:: Listed entries ::
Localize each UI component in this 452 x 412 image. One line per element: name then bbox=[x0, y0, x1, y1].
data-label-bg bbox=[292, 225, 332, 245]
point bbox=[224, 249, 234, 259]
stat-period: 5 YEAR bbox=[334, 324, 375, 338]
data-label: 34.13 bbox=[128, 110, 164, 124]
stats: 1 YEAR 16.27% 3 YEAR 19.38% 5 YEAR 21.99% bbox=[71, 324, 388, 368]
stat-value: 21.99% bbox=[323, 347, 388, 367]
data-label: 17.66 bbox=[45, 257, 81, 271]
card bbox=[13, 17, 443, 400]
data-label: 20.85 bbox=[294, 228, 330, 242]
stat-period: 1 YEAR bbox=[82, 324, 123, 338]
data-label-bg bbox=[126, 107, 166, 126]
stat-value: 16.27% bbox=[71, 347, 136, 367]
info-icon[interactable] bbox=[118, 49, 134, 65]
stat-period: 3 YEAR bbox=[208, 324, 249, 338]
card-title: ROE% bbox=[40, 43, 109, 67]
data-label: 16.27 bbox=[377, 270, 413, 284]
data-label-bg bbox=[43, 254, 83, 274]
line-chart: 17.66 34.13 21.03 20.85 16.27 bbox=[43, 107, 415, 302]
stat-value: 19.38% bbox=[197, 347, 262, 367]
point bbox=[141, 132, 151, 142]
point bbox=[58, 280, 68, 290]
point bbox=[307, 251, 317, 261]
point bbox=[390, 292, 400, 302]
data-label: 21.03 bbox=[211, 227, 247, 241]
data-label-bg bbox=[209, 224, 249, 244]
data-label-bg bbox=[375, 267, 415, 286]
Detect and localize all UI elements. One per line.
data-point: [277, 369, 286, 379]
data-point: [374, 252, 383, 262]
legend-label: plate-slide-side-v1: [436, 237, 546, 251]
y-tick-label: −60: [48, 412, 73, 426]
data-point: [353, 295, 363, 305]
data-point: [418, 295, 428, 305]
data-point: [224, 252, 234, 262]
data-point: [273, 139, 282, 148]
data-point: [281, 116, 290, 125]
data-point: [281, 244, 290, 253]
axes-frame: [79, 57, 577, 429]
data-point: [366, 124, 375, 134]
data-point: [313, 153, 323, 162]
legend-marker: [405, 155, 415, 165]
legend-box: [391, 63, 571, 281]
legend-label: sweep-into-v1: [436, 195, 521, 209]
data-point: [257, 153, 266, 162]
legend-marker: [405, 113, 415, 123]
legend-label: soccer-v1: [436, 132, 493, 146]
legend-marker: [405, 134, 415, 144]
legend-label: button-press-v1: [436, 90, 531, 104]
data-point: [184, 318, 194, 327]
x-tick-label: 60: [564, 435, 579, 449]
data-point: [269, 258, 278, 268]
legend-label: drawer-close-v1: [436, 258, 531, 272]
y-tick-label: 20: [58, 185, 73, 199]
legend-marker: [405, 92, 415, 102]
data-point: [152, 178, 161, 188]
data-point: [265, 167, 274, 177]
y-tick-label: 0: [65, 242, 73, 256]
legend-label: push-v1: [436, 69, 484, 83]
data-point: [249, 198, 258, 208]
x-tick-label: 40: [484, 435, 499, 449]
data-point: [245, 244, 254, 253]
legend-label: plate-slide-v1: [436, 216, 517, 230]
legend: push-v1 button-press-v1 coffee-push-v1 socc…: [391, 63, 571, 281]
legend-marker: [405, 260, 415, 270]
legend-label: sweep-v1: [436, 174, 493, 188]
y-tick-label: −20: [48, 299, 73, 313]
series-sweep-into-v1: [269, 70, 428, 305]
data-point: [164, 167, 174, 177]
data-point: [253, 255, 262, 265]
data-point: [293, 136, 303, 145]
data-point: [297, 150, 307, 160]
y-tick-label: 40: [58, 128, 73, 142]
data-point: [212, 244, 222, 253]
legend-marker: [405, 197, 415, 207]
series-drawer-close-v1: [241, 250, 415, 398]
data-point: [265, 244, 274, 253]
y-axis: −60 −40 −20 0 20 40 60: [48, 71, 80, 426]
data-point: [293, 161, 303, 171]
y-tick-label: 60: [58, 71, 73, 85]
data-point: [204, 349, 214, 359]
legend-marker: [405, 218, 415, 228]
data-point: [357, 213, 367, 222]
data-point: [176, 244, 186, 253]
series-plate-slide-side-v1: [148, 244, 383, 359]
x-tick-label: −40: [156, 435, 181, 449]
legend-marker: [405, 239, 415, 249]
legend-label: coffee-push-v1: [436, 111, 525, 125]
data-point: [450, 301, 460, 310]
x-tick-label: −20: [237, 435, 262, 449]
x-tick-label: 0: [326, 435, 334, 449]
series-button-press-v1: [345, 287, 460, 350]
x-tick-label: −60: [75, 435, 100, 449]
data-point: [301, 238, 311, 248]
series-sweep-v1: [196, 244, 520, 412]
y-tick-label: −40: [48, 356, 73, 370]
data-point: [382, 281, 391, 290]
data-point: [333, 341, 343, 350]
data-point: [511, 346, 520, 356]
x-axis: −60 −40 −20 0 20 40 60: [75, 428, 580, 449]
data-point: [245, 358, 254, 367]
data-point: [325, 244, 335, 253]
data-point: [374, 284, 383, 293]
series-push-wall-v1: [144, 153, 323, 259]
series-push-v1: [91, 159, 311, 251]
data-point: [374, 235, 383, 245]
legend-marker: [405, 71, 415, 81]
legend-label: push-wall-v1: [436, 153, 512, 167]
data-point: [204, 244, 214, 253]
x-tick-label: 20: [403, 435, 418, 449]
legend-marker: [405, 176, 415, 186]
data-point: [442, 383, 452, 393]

:: Requirements ::
How many lines in the rows above contain the string "press"? Case counts. Reply with the number alone.

:: Worked solution ::
3